(Collected data entries)
============================================================
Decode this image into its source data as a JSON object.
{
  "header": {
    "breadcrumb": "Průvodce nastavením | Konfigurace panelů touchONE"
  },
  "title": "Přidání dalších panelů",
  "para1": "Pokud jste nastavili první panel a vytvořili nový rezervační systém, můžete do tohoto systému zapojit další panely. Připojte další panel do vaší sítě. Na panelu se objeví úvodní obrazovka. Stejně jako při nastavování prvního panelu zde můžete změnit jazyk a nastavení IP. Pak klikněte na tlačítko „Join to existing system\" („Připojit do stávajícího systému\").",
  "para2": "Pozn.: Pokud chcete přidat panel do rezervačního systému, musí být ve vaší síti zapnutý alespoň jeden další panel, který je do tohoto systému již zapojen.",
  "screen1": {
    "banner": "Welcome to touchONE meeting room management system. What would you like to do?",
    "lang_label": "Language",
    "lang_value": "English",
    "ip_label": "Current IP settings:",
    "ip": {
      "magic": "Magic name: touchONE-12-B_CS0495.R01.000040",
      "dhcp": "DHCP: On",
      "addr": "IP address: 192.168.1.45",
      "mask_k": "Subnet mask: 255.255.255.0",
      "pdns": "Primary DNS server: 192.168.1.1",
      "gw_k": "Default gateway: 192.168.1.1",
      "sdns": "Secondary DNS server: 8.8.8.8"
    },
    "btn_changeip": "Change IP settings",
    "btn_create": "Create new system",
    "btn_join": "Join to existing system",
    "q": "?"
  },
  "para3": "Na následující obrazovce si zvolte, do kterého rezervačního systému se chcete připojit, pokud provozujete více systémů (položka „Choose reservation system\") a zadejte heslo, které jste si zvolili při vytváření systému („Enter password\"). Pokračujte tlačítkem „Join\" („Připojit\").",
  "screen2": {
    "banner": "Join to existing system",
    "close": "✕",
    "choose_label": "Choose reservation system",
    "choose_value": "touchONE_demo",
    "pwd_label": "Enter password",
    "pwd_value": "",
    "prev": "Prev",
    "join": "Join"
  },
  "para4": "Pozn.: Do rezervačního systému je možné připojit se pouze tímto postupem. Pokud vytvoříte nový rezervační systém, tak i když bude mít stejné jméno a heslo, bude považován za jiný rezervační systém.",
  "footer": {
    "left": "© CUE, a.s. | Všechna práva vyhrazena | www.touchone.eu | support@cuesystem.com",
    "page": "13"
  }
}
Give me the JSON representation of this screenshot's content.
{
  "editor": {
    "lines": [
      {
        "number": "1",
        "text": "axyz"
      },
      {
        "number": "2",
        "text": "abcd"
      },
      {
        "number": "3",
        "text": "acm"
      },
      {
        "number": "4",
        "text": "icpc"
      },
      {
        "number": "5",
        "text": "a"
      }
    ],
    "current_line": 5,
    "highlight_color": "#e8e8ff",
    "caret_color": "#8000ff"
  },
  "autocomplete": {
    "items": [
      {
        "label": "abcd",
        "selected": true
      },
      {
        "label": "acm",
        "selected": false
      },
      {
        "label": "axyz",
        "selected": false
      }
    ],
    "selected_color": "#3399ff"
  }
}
============================================================
Repeat exactly, and only, the lines from the one containing "Give me the" through the end of the material.

### FULL ANSWER:
Give me the JSON representation of this screenshot's content.
{
  "editor": {
    "lines": [
      {
        "number": "1",
        "text": "axyz"
      },
      {
        "number": "2",
        "text": "abcd"
      },
      {
        "number": "3",
        "text": "acm"
      },
      {
        "number": "4",
        "text": "icpc"
      },
      {
        "number": "5",
        "text": "a"
      }
    ],
    "current_line": 5,
    "highlight_color": "#e8e8ff",
    "caret_color": "#8000ff"
  },
  "autocomplete": {
    "items": [
      {
        "label": "abcd",
        "selected": true
      },
      {
        "label": "acm",
        "selected": false
      },
      {
        "label": "axyz",
        "selected": false
      }
    ],
    "selected_color": "#3399ff"
  }
}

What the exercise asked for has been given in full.